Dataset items
= = =
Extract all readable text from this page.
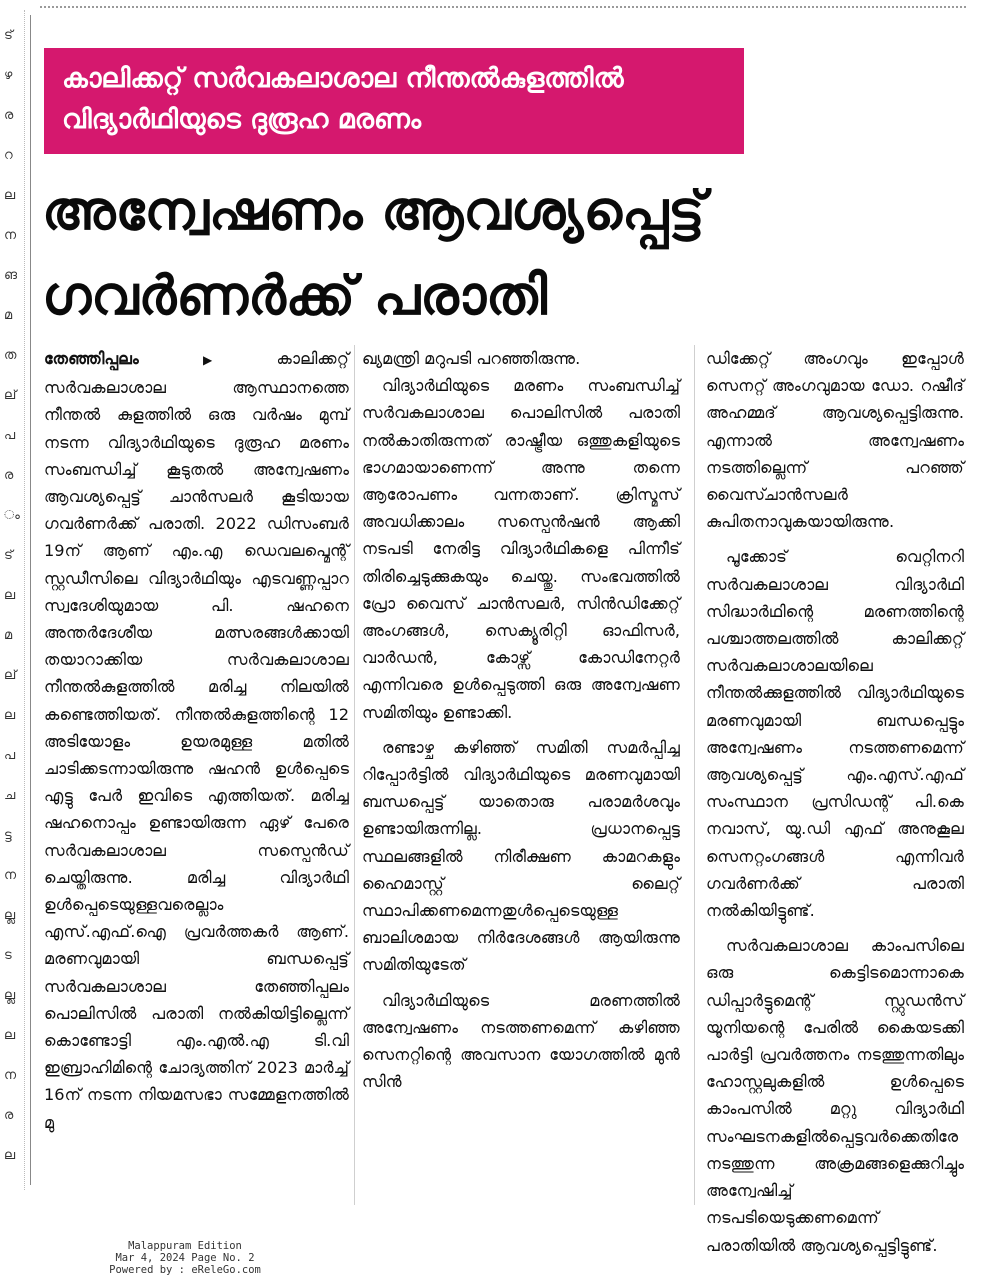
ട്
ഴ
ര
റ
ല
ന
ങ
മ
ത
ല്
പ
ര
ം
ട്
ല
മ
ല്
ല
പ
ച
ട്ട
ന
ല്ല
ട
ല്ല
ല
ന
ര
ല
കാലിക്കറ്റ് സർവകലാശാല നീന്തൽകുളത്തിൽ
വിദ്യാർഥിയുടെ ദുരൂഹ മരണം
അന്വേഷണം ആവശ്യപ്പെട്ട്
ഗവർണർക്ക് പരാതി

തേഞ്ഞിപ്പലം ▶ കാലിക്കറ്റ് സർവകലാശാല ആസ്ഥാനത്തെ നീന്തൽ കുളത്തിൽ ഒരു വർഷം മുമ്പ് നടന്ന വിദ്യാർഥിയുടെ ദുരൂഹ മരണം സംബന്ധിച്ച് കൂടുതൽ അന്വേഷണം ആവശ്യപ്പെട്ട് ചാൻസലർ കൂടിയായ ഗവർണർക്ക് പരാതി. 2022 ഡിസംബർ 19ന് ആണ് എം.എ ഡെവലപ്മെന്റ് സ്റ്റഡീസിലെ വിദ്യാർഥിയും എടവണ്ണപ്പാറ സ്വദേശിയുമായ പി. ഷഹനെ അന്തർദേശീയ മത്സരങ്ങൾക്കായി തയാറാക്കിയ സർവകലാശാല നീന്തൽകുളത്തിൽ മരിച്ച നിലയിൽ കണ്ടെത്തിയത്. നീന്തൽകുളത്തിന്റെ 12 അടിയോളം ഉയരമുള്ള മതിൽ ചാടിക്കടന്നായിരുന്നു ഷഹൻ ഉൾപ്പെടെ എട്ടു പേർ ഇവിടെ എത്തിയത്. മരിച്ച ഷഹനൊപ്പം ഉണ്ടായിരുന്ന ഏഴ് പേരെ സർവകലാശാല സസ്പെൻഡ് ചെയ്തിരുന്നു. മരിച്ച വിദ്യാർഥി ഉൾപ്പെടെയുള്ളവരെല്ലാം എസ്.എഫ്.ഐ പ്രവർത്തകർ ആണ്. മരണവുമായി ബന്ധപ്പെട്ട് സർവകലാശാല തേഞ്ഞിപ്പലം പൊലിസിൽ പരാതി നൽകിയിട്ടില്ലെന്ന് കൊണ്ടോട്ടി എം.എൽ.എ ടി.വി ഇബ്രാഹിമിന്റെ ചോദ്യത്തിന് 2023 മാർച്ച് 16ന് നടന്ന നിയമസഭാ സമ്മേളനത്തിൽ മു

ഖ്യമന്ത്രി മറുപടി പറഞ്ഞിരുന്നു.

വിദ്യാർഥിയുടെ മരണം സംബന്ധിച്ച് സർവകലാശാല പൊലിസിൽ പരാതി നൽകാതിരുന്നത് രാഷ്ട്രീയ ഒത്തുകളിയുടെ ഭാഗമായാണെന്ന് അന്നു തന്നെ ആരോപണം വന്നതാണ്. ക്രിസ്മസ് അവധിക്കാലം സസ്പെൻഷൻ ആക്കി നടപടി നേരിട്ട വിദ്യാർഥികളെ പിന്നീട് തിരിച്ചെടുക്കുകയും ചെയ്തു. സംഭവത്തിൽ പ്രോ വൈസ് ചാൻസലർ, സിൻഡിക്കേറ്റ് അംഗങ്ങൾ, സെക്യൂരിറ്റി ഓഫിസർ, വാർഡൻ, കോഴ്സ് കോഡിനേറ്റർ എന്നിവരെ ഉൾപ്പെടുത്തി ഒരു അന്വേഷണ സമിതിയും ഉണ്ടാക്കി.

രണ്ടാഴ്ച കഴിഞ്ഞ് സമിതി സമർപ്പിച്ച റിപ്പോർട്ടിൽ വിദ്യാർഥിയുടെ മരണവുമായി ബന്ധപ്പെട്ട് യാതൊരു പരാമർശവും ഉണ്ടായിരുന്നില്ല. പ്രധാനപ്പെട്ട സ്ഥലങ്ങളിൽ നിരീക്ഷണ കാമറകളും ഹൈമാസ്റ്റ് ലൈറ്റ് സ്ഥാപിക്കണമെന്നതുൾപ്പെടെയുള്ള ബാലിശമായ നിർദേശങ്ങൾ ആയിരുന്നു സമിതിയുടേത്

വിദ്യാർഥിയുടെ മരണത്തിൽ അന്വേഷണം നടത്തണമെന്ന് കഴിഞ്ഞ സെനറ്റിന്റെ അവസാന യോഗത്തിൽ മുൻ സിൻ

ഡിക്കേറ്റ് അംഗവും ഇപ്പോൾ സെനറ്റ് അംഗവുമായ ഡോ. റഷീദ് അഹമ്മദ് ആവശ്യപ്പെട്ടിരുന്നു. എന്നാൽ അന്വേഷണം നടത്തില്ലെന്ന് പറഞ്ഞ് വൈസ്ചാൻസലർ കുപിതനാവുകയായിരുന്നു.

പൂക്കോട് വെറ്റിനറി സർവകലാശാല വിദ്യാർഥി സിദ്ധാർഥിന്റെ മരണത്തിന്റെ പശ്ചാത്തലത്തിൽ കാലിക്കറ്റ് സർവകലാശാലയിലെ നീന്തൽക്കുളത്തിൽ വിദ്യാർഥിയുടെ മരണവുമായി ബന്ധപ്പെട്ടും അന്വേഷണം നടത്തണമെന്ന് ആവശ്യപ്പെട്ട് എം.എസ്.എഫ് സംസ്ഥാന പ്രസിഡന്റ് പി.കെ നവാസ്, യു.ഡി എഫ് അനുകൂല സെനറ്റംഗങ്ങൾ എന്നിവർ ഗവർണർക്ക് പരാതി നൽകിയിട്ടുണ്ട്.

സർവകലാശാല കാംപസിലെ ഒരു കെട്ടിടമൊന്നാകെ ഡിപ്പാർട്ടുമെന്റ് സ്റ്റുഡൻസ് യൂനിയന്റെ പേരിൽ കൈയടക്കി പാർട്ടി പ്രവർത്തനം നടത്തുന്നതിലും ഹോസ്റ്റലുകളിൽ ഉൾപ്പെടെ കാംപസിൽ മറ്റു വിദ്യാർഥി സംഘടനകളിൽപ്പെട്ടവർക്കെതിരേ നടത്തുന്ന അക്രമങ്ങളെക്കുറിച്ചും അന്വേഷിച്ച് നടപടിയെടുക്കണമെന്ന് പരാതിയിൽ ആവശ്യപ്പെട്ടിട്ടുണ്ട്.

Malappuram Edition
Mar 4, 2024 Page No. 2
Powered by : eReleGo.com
= = =
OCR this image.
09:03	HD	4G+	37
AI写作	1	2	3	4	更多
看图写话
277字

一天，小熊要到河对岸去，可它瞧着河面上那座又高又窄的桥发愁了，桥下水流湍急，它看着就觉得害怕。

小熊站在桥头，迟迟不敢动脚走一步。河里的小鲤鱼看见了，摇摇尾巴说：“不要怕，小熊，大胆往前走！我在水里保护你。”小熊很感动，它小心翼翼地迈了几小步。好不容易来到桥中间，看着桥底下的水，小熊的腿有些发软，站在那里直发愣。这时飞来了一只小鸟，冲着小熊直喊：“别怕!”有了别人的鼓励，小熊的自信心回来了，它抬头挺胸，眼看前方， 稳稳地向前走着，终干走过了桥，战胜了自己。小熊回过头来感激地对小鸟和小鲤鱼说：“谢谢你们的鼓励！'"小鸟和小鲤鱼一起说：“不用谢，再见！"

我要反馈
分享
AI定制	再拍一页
= = =
EXERCISE AIM: Search the data above for the string "മരണത" and return every line that has it.

SOLVED EXERCISE:
വിദ്യാർഥിയുടെ മരണത്തിൽ അന്വേഷണം നടത്തണമെന്ന് കഴിഞ്ഞ സെനറ്റിന്റെ അവസാന യോഗത്തിൽ മുൻ സിൻ
പൂക്കോട് വെറ്റിനറി സർവകലാശാല വിദ്യാർഥി സിദ്ധാർഥിന്റെ മരണത്തിന്റെ പശ്ചാത്തലത്തിൽ കാലിക്കറ്റ് സർവകലാശാലയിലെ നീന്തൽക്കുളത്തിൽ വിദ്യാർഥിയുടെ മരണവുമായി ബന്ധപ്പെട്ടും അന്വേഷണം നടത്തണമെന്ന് ആവശ്യപ്പെട്ട് എം.എസ്.എഫ് സംസ്ഥാന പ്രസിഡന്റ് പി.കെ നവാസ്, യു.ഡി എഫ് അനുകൂല സെനറ്റംഗങ്ങൾ എന്നിവർ ഗവർണർക്ക് പരാതി നൽകിയിട്ടുണ്ട്.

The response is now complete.